Your instructions — Print every entry word for word, but omit the pictures.

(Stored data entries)
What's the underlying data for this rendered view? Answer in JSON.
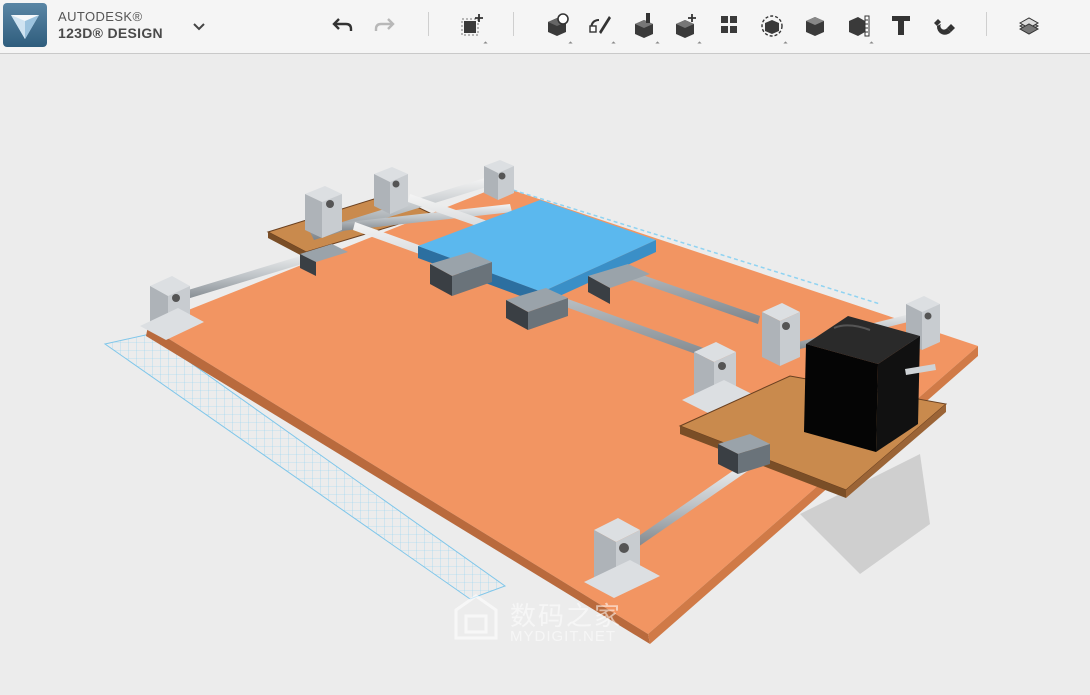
{
  "app": {
    "brand_line1": "AUTODESK®",
    "brand_line2": "123D® DESIGN"
  },
  "toolbar": {
    "tools": [
      {
        "id": "undo",
        "icon": "undo-icon"
      },
      {
        "id": "redo",
        "icon": "redo-icon"
      },
      {
        "id": "transform",
        "icon": "transform-icon"
      },
      {
        "id": "primitives",
        "icon": "primitives-icon"
      },
      {
        "id": "sketch",
        "icon": "sketch-icon"
      },
      {
        "id": "construct",
        "icon": "construct-icon"
      },
      {
        "id": "modify",
        "icon": "modify-icon"
      },
      {
        "id": "pattern",
        "icon": "pattern-icon"
      },
      {
        "id": "grouping",
        "icon": "grouping-icon"
      },
      {
        "id": "combine",
        "icon": "combine-icon"
      },
      {
        "id": "measure",
        "icon": "measure-icon"
      },
      {
        "id": "text",
        "icon": "text-icon"
      },
      {
        "id": "snap",
        "icon": "snap-magnet-icon"
      },
      {
        "id": "material",
        "icon": "material-icon"
      }
    ]
  },
  "colors": {
    "base_plate": "#f29562",
    "top_plate": "#5bb8ee",
    "side_plate": "#c98a4d",
    "motor": "#0a0a0a",
    "ruler": "#8fd3f2"
  },
  "watermark": {
    "cn": "数码之家",
    "en": "MYDIGIT.NET"
  }
}
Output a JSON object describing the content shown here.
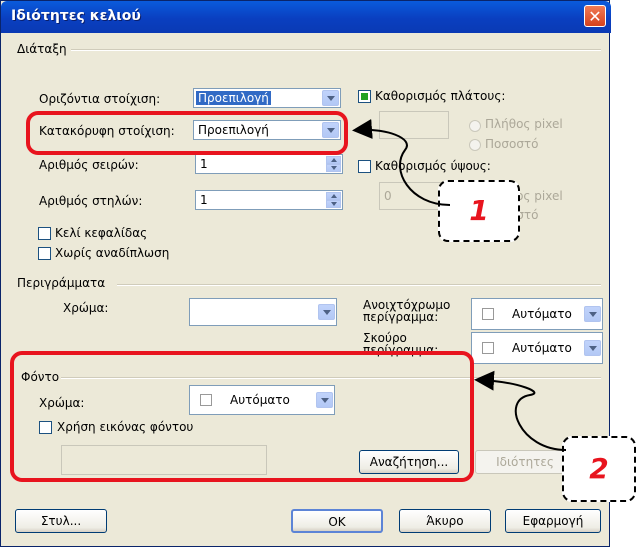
{
  "window": {
    "title": "Ιδιότητες κελιού",
    "close_icon": "close-icon"
  },
  "layout_section": {
    "heading": "Διάταξη",
    "horizontal_align": {
      "label": "Οριζόντια στοίχιση:",
      "value": "Προεπιλογή"
    },
    "vertical_align": {
      "label": "Κατακόρυφη στοίχιση:",
      "value": "Προεπιλογή"
    },
    "rows": {
      "label": "Αριθμός σειρών:",
      "value": "1"
    },
    "cols": {
      "label": "Αριθμός στηλών:",
      "value": "1"
    },
    "header_cell": {
      "label": "Κελί κεφαλίδας",
      "checked": false
    },
    "no_wrap": {
      "label": "Χωρίς αναδίπλωση",
      "checked": false
    },
    "set_width": {
      "label": "Καθορισμός πλάτους:",
      "checked": true,
      "value": ""
    },
    "width_pixels": "Πλήθος pixel",
    "width_percent": "Ποσοστό",
    "set_height": {
      "label": "Καθορισμός ύψους:",
      "checked": false,
      "value": "0"
    },
    "height_pixels": "Πλήθος pixel",
    "height_percent": "Ποσοστό"
  },
  "borders_section": {
    "heading": "Περιγράμματα",
    "color": {
      "label": "Χρώμα:",
      "value": ""
    },
    "light_border": {
      "label_line1": "Ανοιχτόχρωμο",
      "label_line2": "περίγραμμα:",
      "value": "Αυτόματο"
    },
    "dark_border": {
      "label_line1": "Σκούρο",
      "label_line2": "περίγραμμα:",
      "value": "Αυτόματο"
    }
  },
  "background_section": {
    "heading": "Φόντο",
    "color": {
      "label": "Χρώμα:",
      "value": "Αυτόματο"
    },
    "use_image": {
      "label": "Χρήση εικόνας φόντου",
      "checked": false
    },
    "image_path": "",
    "browse_button": "Αναζήτηση...",
    "properties_button": "Ιδιότητες"
  },
  "footer": {
    "style": "Στυλ...",
    "ok": "OK",
    "cancel": "Άκυρο",
    "apply": "Εφαρμογή"
  },
  "callouts": [
    {
      "number": "1"
    },
    {
      "number": "2"
    }
  ],
  "colors": {
    "highlight": "#E8141E",
    "titlebar": "#0A5BDC",
    "dialog_bg": "#ECE9D8"
  }
}
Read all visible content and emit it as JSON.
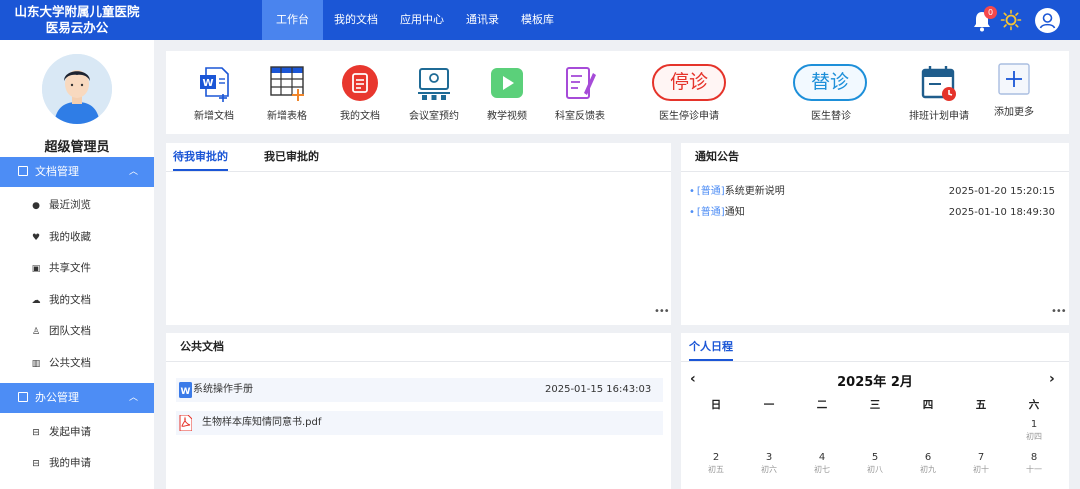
{
  "header": {
    "logo_line1": "山东大学附属儿童医院",
    "logo_line2": "医易云办公",
    "nav": [
      "工作台",
      "我的文档",
      "应用中心",
      "通讯录",
      "模板库"
    ],
    "notification_count": "0",
    "brand_color": "#1b56d6"
  },
  "sidebar": {
    "user_name": "超级管理员",
    "groups": [
      {
        "label": "文档管理",
        "icon": "document-icon",
        "items": [
          {
            "label": "最近浏览",
            "icon": "clock-icon"
          },
          {
            "label": "我的收藏",
            "icon": "heart-icon"
          },
          {
            "label": "共享文件",
            "icon": "share-file-icon"
          },
          {
            "label": "我的文档",
            "icon": "cloud-doc-icon"
          },
          {
            "label": "团队文档",
            "icon": "team-icon"
          },
          {
            "label": "公共文档",
            "icon": "book-icon"
          }
        ]
      },
      {
        "label": "办公管理",
        "icon": "office-icon",
        "items": [
          {
            "label": "发起申请",
            "icon": "apply-icon"
          },
          {
            "label": "我的申请",
            "icon": "my-apply-icon"
          }
        ]
      }
    ]
  },
  "shortcuts": [
    {
      "label": "新增文档",
      "icon": "word-doc-icon"
    },
    {
      "label": "新增表格",
      "icon": "table-icon"
    },
    {
      "label": "我的文档",
      "icon": "my-doc-icon"
    },
    {
      "label": "会议室预约",
      "icon": "meeting-room-icon"
    },
    {
      "label": "教学视频",
      "icon": "video-icon"
    },
    {
      "label": "科室反馈表",
      "icon": "feedback-form-icon"
    },
    {
      "label": "医生停诊申请",
      "icon": "stop-clinic-icon",
      "badge": "停诊"
    },
    {
      "label": "医生替诊",
      "icon": "substitute-clinic-icon",
      "badge": "替诊"
    },
    {
      "label": "排班计划申请",
      "icon": "schedule-calendar-icon"
    },
    {
      "label": "添加更多",
      "icon": "plus-icon"
    }
  ],
  "approvals": {
    "tabs": [
      "待我审批的",
      "我已审批的"
    ],
    "active_tab": 0
  },
  "notices": {
    "title": "通知公告",
    "items": [
      {
        "tag": "[普通]",
        "text": "系统更新说明",
        "time": "2025-01-20 15:20:15"
      },
      {
        "tag": "[普通]",
        "text": "通知",
        "time": "2025-01-10 18:49:30"
      }
    ]
  },
  "public_docs": {
    "title": "公共文档",
    "items": [
      {
        "name": "系统操作手册",
        "time": "2025-01-15 16:43:03",
        "type": "word"
      },
      {
        "name": "生物样本库知情同意书.pdf",
        "time": "",
        "type": "pdf"
      }
    ]
  },
  "schedule": {
    "title": "个人日程",
    "month_label": "2025年 2月",
    "prev": "‹",
    "next": "›",
    "weekdays": [
      "日",
      "一",
      "二",
      "三",
      "四",
      "五",
      "六"
    ],
    "days": [
      {
        "day": "1",
        "lunar": "初四",
        "col": 6,
        "row": 0
      },
      {
        "day": "2",
        "lunar": "初五",
        "col": 0,
        "row": 1
      },
      {
        "day": "3",
        "lunar": "初六",
        "col": 1,
        "row": 1
      },
      {
        "day": "4",
        "lunar": "初七",
        "col": 2,
        "row": 1
      },
      {
        "day": "5",
        "lunar": "初八",
        "col": 3,
        "row": 1
      },
      {
        "day": "6",
        "lunar": "初九",
        "col": 4,
        "row": 1
      },
      {
        "day": "7",
        "lunar": "初十",
        "col": 5,
        "row": 1
      },
      {
        "day": "8",
        "lunar": "十一",
        "col": 6,
        "row": 1
      }
    ]
  }
}
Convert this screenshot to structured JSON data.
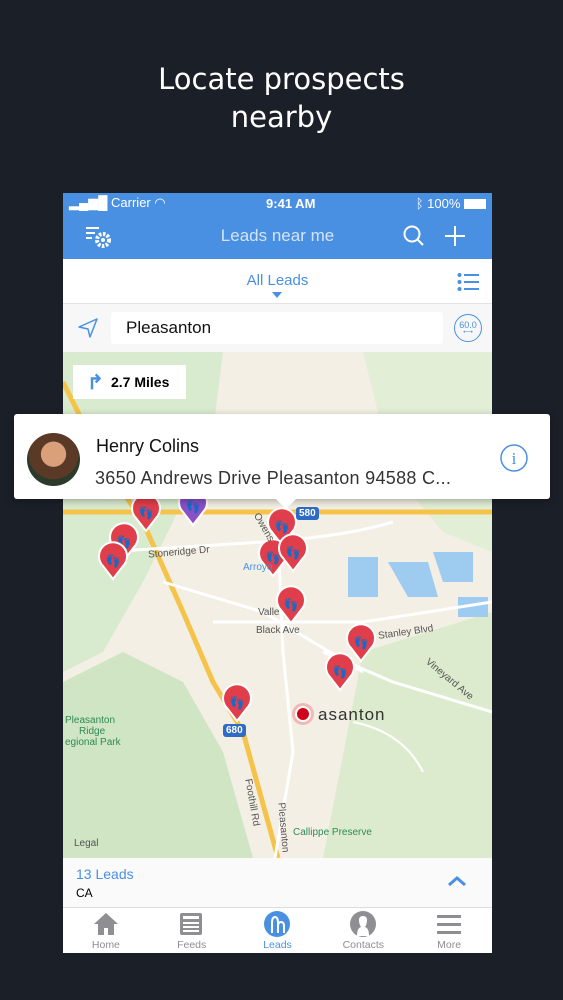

Full solution —
What's the underlying data for this rendered view? Answer in JSON.
{
  "app": {
    "brand_line1": "AUTODESK®",
    "brand_line2": "123D® DESIGN"
  },
  "toolbar": {
    "tools": [
      {
        "id": "undo",
        "icon": "undo-icon"
      },
      {
        "id": "redo",
        "icon": "redo-icon"
      },
      {
        "id": "transform",
        "icon": "transform-icon"
      },
      {
        "id": "primitives",
        "icon": "primitives-icon"
      },
      {
        "id": "sketch",
        "icon": "sketch-icon"
      },
      {
        "id": "construct",
        "icon": "construct-icon"
      },
      {
        "id": "modify",
        "icon": "modify-icon"
      },
      {
        "id": "pattern",
        "icon": "pattern-icon"
      },
      {
        "id": "grouping",
        "icon": "grouping-icon"
      },
      {
        "id": "combine",
        "icon": "combine-icon"
      },
      {
        "id": "measure",
        "icon": "measure-icon"
      },
      {
        "id": "text",
        "icon": "text-icon"
      },
      {
        "id": "snap",
        "icon": "snap-magnet-icon"
      },
      {
        "id": "material",
        "icon": "material-icon"
      }
    ]
  },
  "colors": {
    "base_plate": "#f29562",
    "top_plate": "#5bb8ee",
    "side_plate": "#c98a4d",
    "motor": "#0a0a0a",
    "ruler": "#8fd3f2"
  },
  "watermark": {
    "cn": "数码之家",
    "en": "MYDIGIT.NET"
  }
}
Output a JSON object describing the content shown here.
{
  "window": {
    "title": "Ιδιότητες κελιού",
    "close_icon": "close-icon"
  },
  "layout_section": {
    "heading": "Διάταξη",
    "horizontal_align": {
      "label": "Οριζόντια στοίχιση:",
      "value": "Προεπιλογή"
    },
    "vertical_align": {
      "label": "Κατακόρυφη στοίχιση:",
      "value": "Προεπιλογή"
    },
    "rows": {
      "label": "Αριθμός σειρών:",
      "value": "1"
    },
    "cols": {
      "label": "Αριθμός στηλών:",
      "value": "1"
    },
    "header_cell": {
      "label": "Κελί κεφαλίδας",
      "checked": false
    },
    "no_wrap": {
      "label": "Χωρίς αναδίπλωση",
      "checked": false
    },
    "set_width": {
      "label": "Καθορισμός πλάτους:",
      "checked": true,
      "value": ""
    },
    "width_pixels": "Πλήθος pixel",
    "width_percent": "Ποσοστό",
    "set_height": {
      "label": "Καθορισμός ύψους:",
      "checked": false,
      "value": "0"
    },
    "height_pixels": "Πλήθος pixel",
    "height_percent": "Ποσοστό"
  },
  "borders_section": {
    "heading": "Περιγράμματα",
    "color": {
      "label": "Χρώμα:",
      "value": ""
    },
    "light_border": {
      "label_line1": "Ανοιχτόχρωμο",
      "label_line2": "περίγραμμα:",
      "value": "Αυτόματο"
    },
    "dark_border": {
      "label_line1": "Σκούρο",
      "label_line2": "περίγραμμα:",
      "value": "Αυτόματο"
    }
  },
  "background_section": {
    "heading": "Φόντο",
    "color": {
      "label": "Χρώμα:",
      "value": "Αυτόματο"
    },
    "use_image": {
      "label": "Χρήση εικόνας φόντου",
      "checked": false
    },
    "image_path": "",
    "browse_button": "Αναζήτηση...",
    "properties_button": "Ιδιότητες"
  },
  "footer": {
    "style": "Στυλ...",
    "ok": "OK",
    "cancel": "Άκυρο",
    "apply": "Εφαρμογή"
  },
  "callouts": [
    {
      "number": "1"
    },
    {
      "number": "2"
    }
  ],
  "colors": {
    "highlight": "#E8141E",
    "titlebar": "#0A5BDC",
    "dialog_bg": "#ECE9D8"
  }
}
Read all visible content and emit it as JSON.
{
  "header": {
    "logo_line1": "山东大学附属儿童医院",
    "logo_line2": "医易云办公",
    "nav": [
      "工作台",
      "我的文档",
      "应用中心",
      "通讯录",
      "模板库"
    ],
    "notification_count": "0",
    "brand_color": "#1b56d6"
  },
  "sidebar": {
    "user_name": "超级管理员",
    "groups": [
      {
        "label": "文档管理",
        "icon": "document-icon",
        "items": [
          {
            "label": "最近浏览",
            "icon": "clock-icon"
          },
          {
            "label": "我的收藏",
            "icon": "heart-icon"
          },
          {
            "label": "共享文件",
            "icon": "share-file-icon"
          },
          {
            "label": "我的文档",
            "icon": "cloud-doc-icon"
          },
          {
            "label": "团队文档",
            "icon": "team-icon"
          },
          {
            "label": "公共文档",
            "icon": "book-icon"
          }
        ]
      },
      {
        "label": "办公管理",
        "icon": "office-icon",
        "items": [
          {
            "label": "发起申请",
            "icon": "apply-icon"
          },
          {
            "label": "我的申请",
            "icon": "my-apply-icon"
          }
        ]
      }
    ]
  },
  "shortcuts": [
    {
      "label": "新增文档",
      "icon": "word-doc-icon"
    },
    {
      "label": "新增表格",
      "icon": "table-icon"
    },
    {
      "label": "我的文档",
      "icon": "my-doc-icon"
    },
    {
      "label": "会议室预约",
      "icon": "meeting-room-icon"
    },
    {
      "label": "教学视频",
      "icon": "video-icon"
    },
    {
      "label": "科室反馈表",
      "icon": "feedback-form-icon"
    },
    {
      "label": "医生停诊申请",
      "icon": "stop-clinic-icon",
      "badge": "停诊"
    },
    {
      "label": "医生替诊",
      "icon": "substitute-clinic-icon",
      "badge": "替诊"
    },
    {
      "label": "排班计划申请",
      "icon": "schedule-calendar-icon"
    },
    {
      "label": "添加更多",
      "icon": "plus-icon"
    }
  ],
  "approvals": {
    "tabs": [
      "待我审批的",
      "我已审批的"
    ],
    "active_tab": 0
  },
  "notices": {
    "title": "通知公告",
    "items": [
      {
        "tag": "[普通]",
        "text": "系统更新说明",
        "time": "2025-01-20 15:20:15"
      },
      {
        "tag": "[普通]",
        "text": "通知",
        "time": "2025-01-10 18:49:30"
      }
    ]
  },
  "public_docs": {
    "title": "公共文档",
    "items": [
      {
        "name": "系统操作手册",
        "time": "2025-01-15 16:43:03",
        "type": "word"
      },
      {
        "name": "生物样本库知情同意书.pdf",
        "time": "",
        "type": "pdf"
      }
    ]
  },
  "schedule": {
    "title": "个人日程",
    "month_label": "2025年 2月",
    "prev": "‹",
    "next": "›",
    "weekdays": [
      "日",
      "一",
      "二",
      "三",
      "四",
      "五",
      "六"
    ],
    "days": [
      {
        "day": "1",
        "lunar": "初四",
        "col": 6,
        "row": 0
      },
      {
        "day": "2",
        "lunar": "初五",
        "col": 0,
        "row": 1
      },
      {
        "day": "3",
        "lunar": "初六",
        "col": 1,
        "row": 1
      },
      {
        "day": "4",
        "lunar": "初七",
        "col": 2,
        "row": 1
      },
      {
        "day": "5",
        "lunar": "初八",
        "col": 3,
        "row": 1
      },
      {
        "day": "6",
        "lunar": "初九",
        "col": 4,
        "row": 1
      },
      {
        "day": "7",
        "lunar": "初十",
        "col": 5,
        "row": 1
      },
      {
        "day": "8",
        "lunar": "十一",
        "col": 6,
        "row": 1
      }
    ]
  }
}
Convert this screenshot to structured JSON data.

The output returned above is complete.